### Data
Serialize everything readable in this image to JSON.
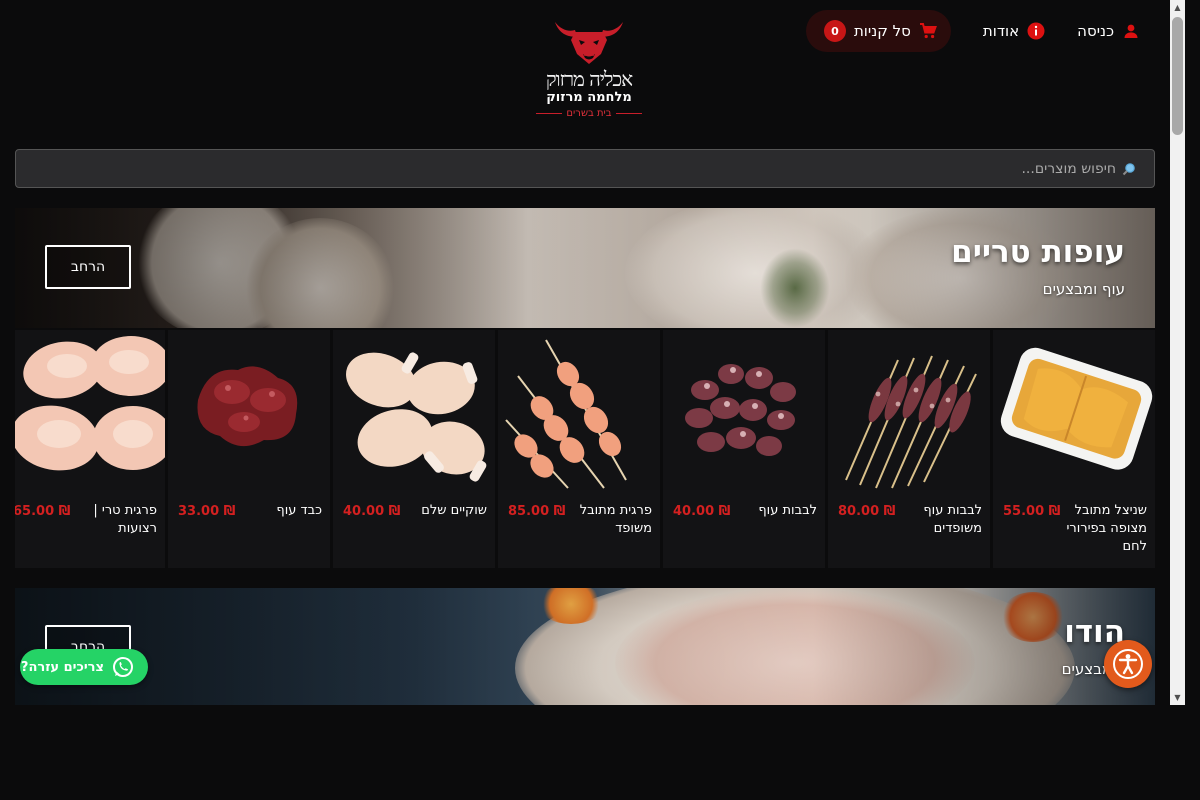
{
  "header": {
    "nav": {
      "login_label": "כניסה",
      "about_label": "אודות",
      "cart_label": "סל קניות",
      "cart_count": "0"
    },
    "logo": {
      "script_text": "אכליה מרזוק",
      "subtitle": "מלחמה מרזוק",
      "tagline": "בית בשרים"
    }
  },
  "search": {
    "placeholder": "חיפוש מוצרים..."
  },
  "categories": [
    {
      "title": "עופות טריים",
      "subtitle": "עוף ומבצעים",
      "expand_label": "הרחב"
    },
    {
      "title": "הודו",
      "subtitle": "ו ומבצעים",
      "expand_label": "הרחב"
    }
  ],
  "products": [
    {
      "name": "שניצל מתובל מצופה בפירורי לחם",
      "price": "55.00 ₪"
    },
    {
      "name": "לבבות עוף משופדים",
      "price": "80.00 ₪"
    },
    {
      "name": "לבבות עוף",
      "price": "40.00 ₪"
    },
    {
      "name": "פרגית מתובל משופד",
      "price": "85.00 ₪"
    },
    {
      "name": "שוקיים שלם",
      "price": "40.00 ₪"
    },
    {
      "name": "כבד עוף",
      "price": "33.00 ₪"
    },
    {
      "name": "פרגית טרי | רצועות",
      "price": "65.00 ₪"
    }
  ],
  "widgets": {
    "whatsapp_label": "צריכים עזרה?"
  },
  "colors": {
    "accent_red": "#c81616",
    "price_red": "#d42020",
    "whatsapp_green": "#25d366",
    "accessibility_orange": "#e25a1c"
  }
}
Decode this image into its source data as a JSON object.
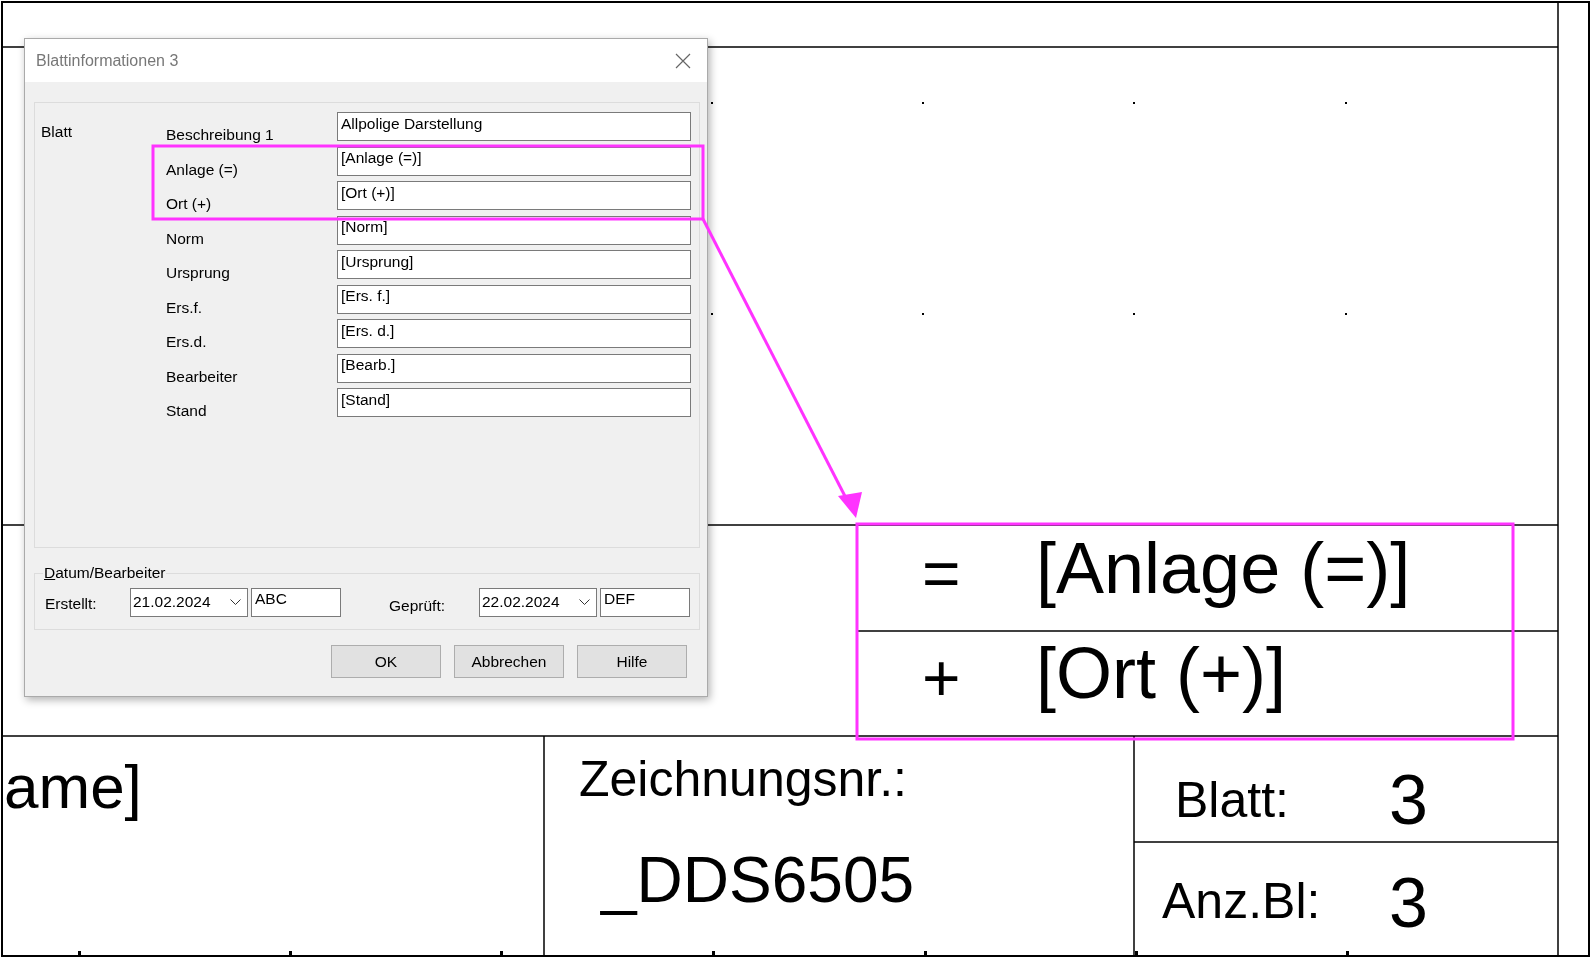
{
  "drawing": {
    "name_partial": "ame]",
    "drawing_number_label": "Zeichnungsnr.:",
    "drawing_number": "_DDS6505",
    "sheet_label": "Blatt:",
    "sheet": "3",
    "sheet_count_label": "Anz.Bl:",
    "sheet_count": "3",
    "callout": [
      {
        "symbol": "=",
        "value": "[Anlage (=)]"
      },
      {
        "symbol": "+",
        "value": "[Ort (+)]"
      }
    ]
  },
  "dialog": {
    "title": "Blattinformationen 3",
    "section": "Blatt",
    "rows": [
      {
        "label": "Beschreibung 1",
        "value": "Allpolige Darstellung"
      },
      {
        "label": "Anlage (=)",
        "value": "[Anlage (=)]"
      },
      {
        "label": "Ort (+)",
        "value": "[Ort (+)]"
      },
      {
        "label": "Norm",
        "value": "[Norm]"
      },
      {
        "label": "Ursprung",
        "value": "[Ursprung]"
      },
      {
        "label": "Ers.f.",
        "value": "[Ers. f.]"
      },
      {
        "label": "Ers.d.",
        "value": "[Ers. d.]"
      },
      {
        "label": "Bearbeiter",
        "value": "[Bearb.]"
      },
      {
        "label": "Stand",
        "value": "[Stand]"
      }
    ],
    "date_group": {
      "legend": "Datum/Bearbeiter",
      "entries": [
        {
          "label": "Erstellt:",
          "date": "21.02.2024",
          "initials": "ABC"
        },
        {
          "label": "Geprüft:",
          "date": "22.02.2024",
          "initials": "DEF"
        }
      ]
    },
    "buttons": [
      "OK",
      "Abbrechen",
      "Hilfe"
    ]
  }
}
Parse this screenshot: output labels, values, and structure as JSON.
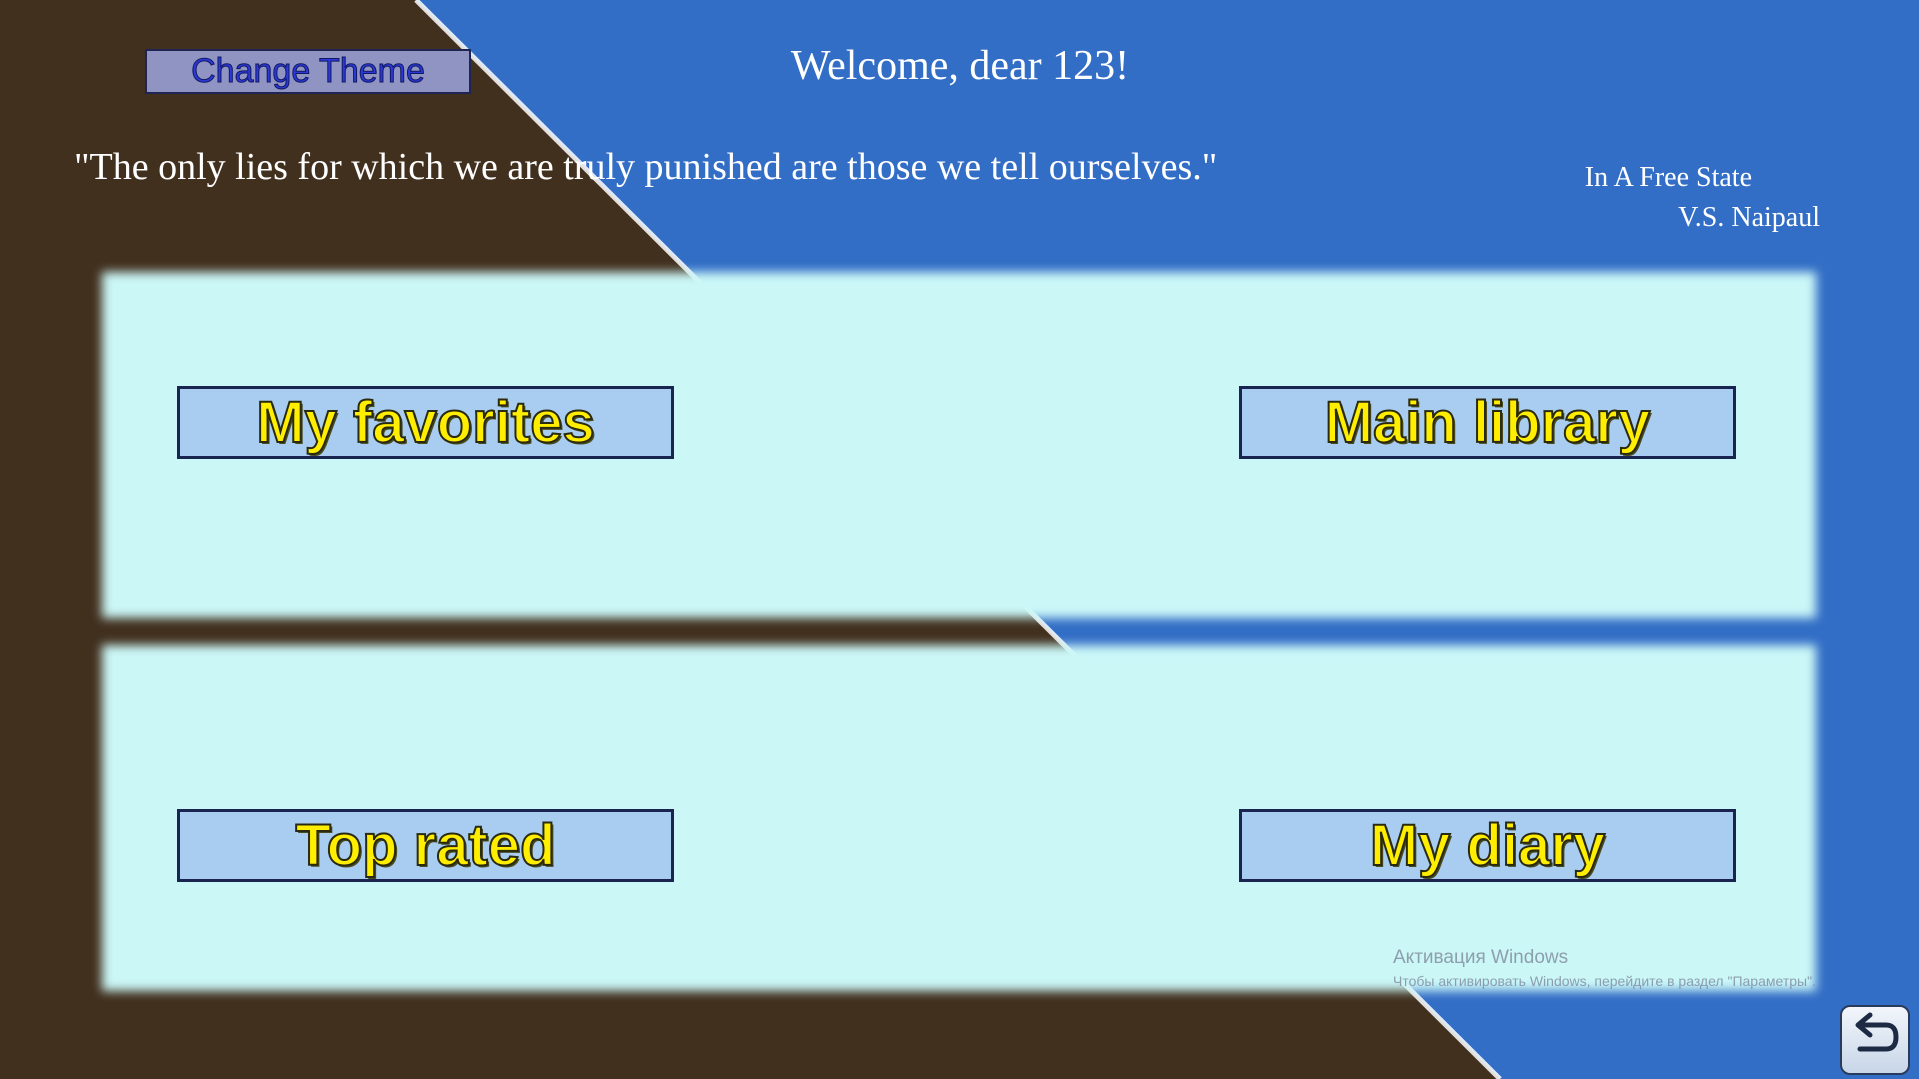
{
  "header": {
    "theme_button_label": "Change Theme",
    "welcome_text": "Welcome, dear 123!"
  },
  "quote": {
    "text": "\"The only lies for which we are truly punished are those we tell ourselves.\"",
    "book_title": "In A Free State",
    "author": "V.S. Naipaul"
  },
  "nav": {
    "favorites_label": "My favorites",
    "main_library_label": "Main library",
    "top_rated_label": "Top rated",
    "diary_label": "My diary"
  },
  "watermark": {
    "title": "Активация Windows",
    "subtitle": "Чтобы активировать Windows, перейдите в раздел \"Параметры\"."
  },
  "icons": {
    "back": "back-arrow-icon"
  },
  "colors": {
    "dark_brown": "#42301f",
    "blue": "#336ec6",
    "panel": "#cbf7f7",
    "button_fill": "#a9cdf0",
    "button_text": "#ffee00"
  }
}
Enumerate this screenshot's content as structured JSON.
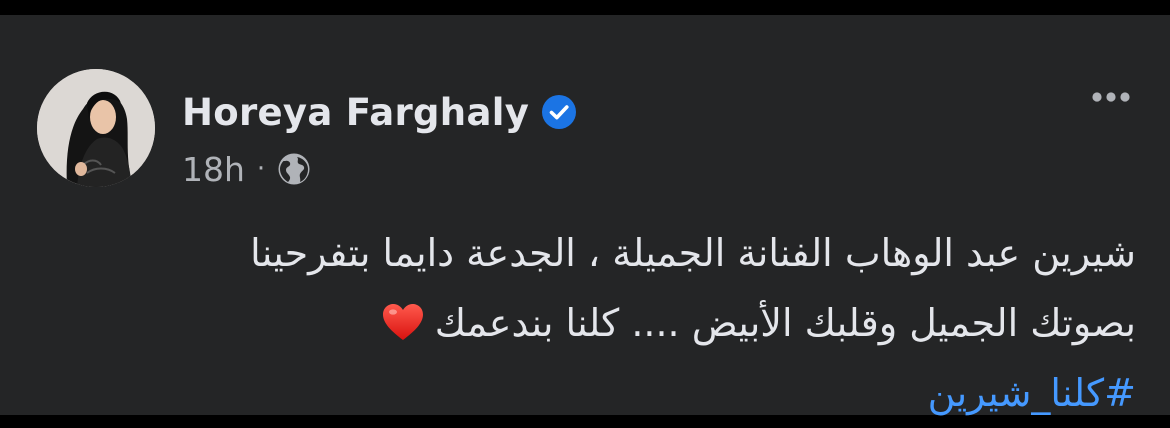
{
  "post": {
    "author_name": "Horeya Farghaly",
    "time": "18h",
    "separator": "·",
    "verified_icon": "verified-badge-icon",
    "audience_icon": "globe-icon",
    "more_icon": "more-options-icon",
    "text_line_1": "شيرين عبد الوهاب الفنانة الجميلة ، الجدعة  دايما بتفرحينا",
    "text_line_2": "بصوتك الجميل وقلبك الأبيض .... كلنا بندعمك",
    "emoji": "heart-icon",
    "hashtag": "#كلنا_شيرين"
  },
  "colors": {
    "background": "#000000",
    "card": "#242526",
    "primary_text": "#e4e6eb",
    "secondary_text": "#b0b3b8",
    "link": "#4599ff",
    "verified": "#1b74e4",
    "heart": "#e0201f"
  }
}
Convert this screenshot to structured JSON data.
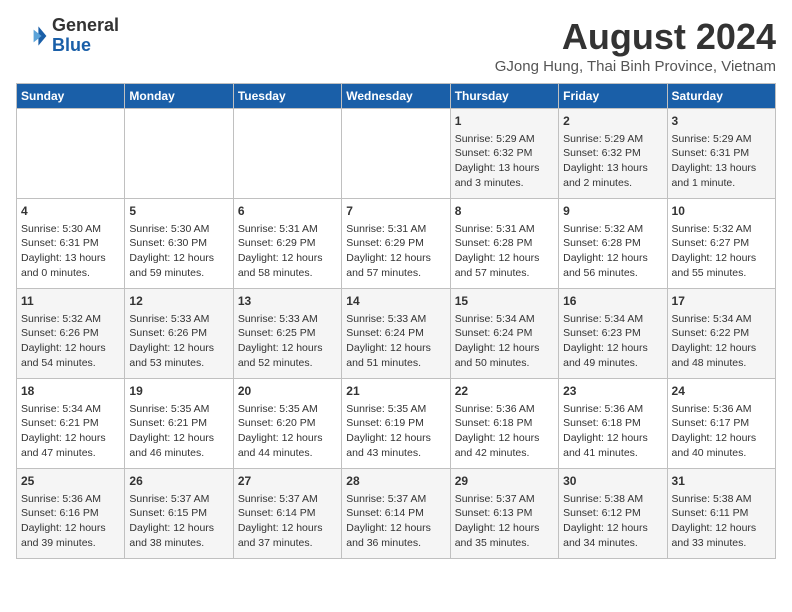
{
  "logo": {
    "general": "General",
    "blue": "Blue"
  },
  "title": "August 2024",
  "subtitle": "GJong Hung, Thai Binh Province, Vietnam",
  "days_of_week": [
    "Sunday",
    "Monday",
    "Tuesday",
    "Wednesday",
    "Thursday",
    "Friday",
    "Saturday"
  ],
  "weeks": [
    [
      {
        "day": "",
        "info": ""
      },
      {
        "day": "",
        "info": ""
      },
      {
        "day": "",
        "info": ""
      },
      {
        "day": "",
        "info": ""
      },
      {
        "day": "1",
        "info": "Sunrise: 5:29 AM\nSunset: 6:32 PM\nDaylight: 13 hours\nand 3 minutes."
      },
      {
        "day": "2",
        "info": "Sunrise: 5:29 AM\nSunset: 6:32 PM\nDaylight: 13 hours\nand 2 minutes."
      },
      {
        "day": "3",
        "info": "Sunrise: 5:29 AM\nSunset: 6:31 PM\nDaylight: 13 hours\nand 1 minute."
      }
    ],
    [
      {
        "day": "4",
        "info": "Sunrise: 5:30 AM\nSunset: 6:31 PM\nDaylight: 13 hours\nand 0 minutes."
      },
      {
        "day": "5",
        "info": "Sunrise: 5:30 AM\nSunset: 6:30 PM\nDaylight: 12 hours\nand 59 minutes."
      },
      {
        "day": "6",
        "info": "Sunrise: 5:31 AM\nSunset: 6:29 PM\nDaylight: 12 hours\nand 58 minutes."
      },
      {
        "day": "7",
        "info": "Sunrise: 5:31 AM\nSunset: 6:29 PM\nDaylight: 12 hours\nand 57 minutes."
      },
      {
        "day": "8",
        "info": "Sunrise: 5:31 AM\nSunset: 6:28 PM\nDaylight: 12 hours\nand 57 minutes."
      },
      {
        "day": "9",
        "info": "Sunrise: 5:32 AM\nSunset: 6:28 PM\nDaylight: 12 hours\nand 56 minutes."
      },
      {
        "day": "10",
        "info": "Sunrise: 5:32 AM\nSunset: 6:27 PM\nDaylight: 12 hours\nand 55 minutes."
      }
    ],
    [
      {
        "day": "11",
        "info": "Sunrise: 5:32 AM\nSunset: 6:26 PM\nDaylight: 12 hours\nand 54 minutes."
      },
      {
        "day": "12",
        "info": "Sunrise: 5:33 AM\nSunset: 6:26 PM\nDaylight: 12 hours\nand 53 minutes."
      },
      {
        "day": "13",
        "info": "Sunrise: 5:33 AM\nSunset: 6:25 PM\nDaylight: 12 hours\nand 52 minutes."
      },
      {
        "day": "14",
        "info": "Sunrise: 5:33 AM\nSunset: 6:24 PM\nDaylight: 12 hours\nand 51 minutes."
      },
      {
        "day": "15",
        "info": "Sunrise: 5:34 AM\nSunset: 6:24 PM\nDaylight: 12 hours\nand 50 minutes."
      },
      {
        "day": "16",
        "info": "Sunrise: 5:34 AM\nSunset: 6:23 PM\nDaylight: 12 hours\nand 49 minutes."
      },
      {
        "day": "17",
        "info": "Sunrise: 5:34 AM\nSunset: 6:22 PM\nDaylight: 12 hours\nand 48 minutes."
      }
    ],
    [
      {
        "day": "18",
        "info": "Sunrise: 5:34 AM\nSunset: 6:21 PM\nDaylight: 12 hours\nand 47 minutes."
      },
      {
        "day": "19",
        "info": "Sunrise: 5:35 AM\nSunset: 6:21 PM\nDaylight: 12 hours\nand 46 minutes."
      },
      {
        "day": "20",
        "info": "Sunrise: 5:35 AM\nSunset: 6:20 PM\nDaylight: 12 hours\nand 44 minutes."
      },
      {
        "day": "21",
        "info": "Sunrise: 5:35 AM\nSunset: 6:19 PM\nDaylight: 12 hours\nand 43 minutes."
      },
      {
        "day": "22",
        "info": "Sunrise: 5:36 AM\nSunset: 6:18 PM\nDaylight: 12 hours\nand 42 minutes."
      },
      {
        "day": "23",
        "info": "Sunrise: 5:36 AM\nSunset: 6:18 PM\nDaylight: 12 hours\nand 41 minutes."
      },
      {
        "day": "24",
        "info": "Sunrise: 5:36 AM\nSunset: 6:17 PM\nDaylight: 12 hours\nand 40 minutes."
      }
    ],
    [
      {
        "day": "25",
        "info": "Sunrise: 5:36 AM\nSunset: 6:16 PM\nDaylight: 12 hours\nand 39 minutes."
      },
      {
        "day": "26",
        "info": "Sunrise: 5:37 AM\nSunset: 6:15 PM\nDaylight: 12 hours\nand 38 minutes."
      },
      {
        "day": "27",
        "info": "Sunrise: 5:37 AM\nSunset: 6:14 PM\nDaylight: 12 hours\nand 37 minutes."
      },
      {
        "day": "28",
        "info": "Sunrise: 5:37 AM\nSunset: 6:14 PM\nDaylight: 12 hours\nand 36 minutes."
      },
      {
        "day": "29",
        "info": "Sunrise: 5:37 AM\nSunset: 6:13 PM\nDaylight: 12 hours\nand 35 minutes."
      },
      {
        "day": "30",
        "info": "Sunrise: 5:38 AM\nSunset: 6:12 PM\nDaylight: 12 hours\nand 34 minutes."
      },
      {
        "day": "31",
        "info": "Sunrise: 5:38 AM\nSunset: 6:11 PM\nDaylight: 12 hours\nand 33 minutes."
      }
    ]
  ]
}
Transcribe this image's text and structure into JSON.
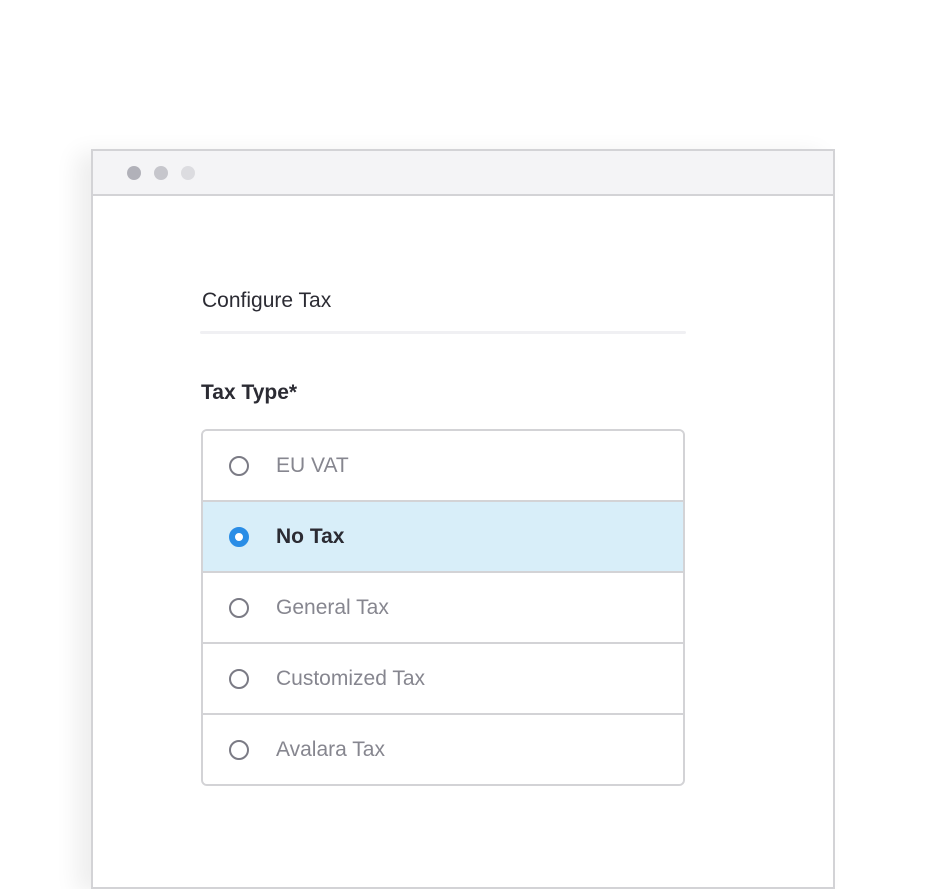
######
**Stated goal**
Copy out every line with the word "screenshot".

**Result for this exercise**
Parse this screenshot: output labels, values, and structure as JSON.
Enumerate this screenshot's content as structured JSON.
Convert this screenshot to structured JSON data.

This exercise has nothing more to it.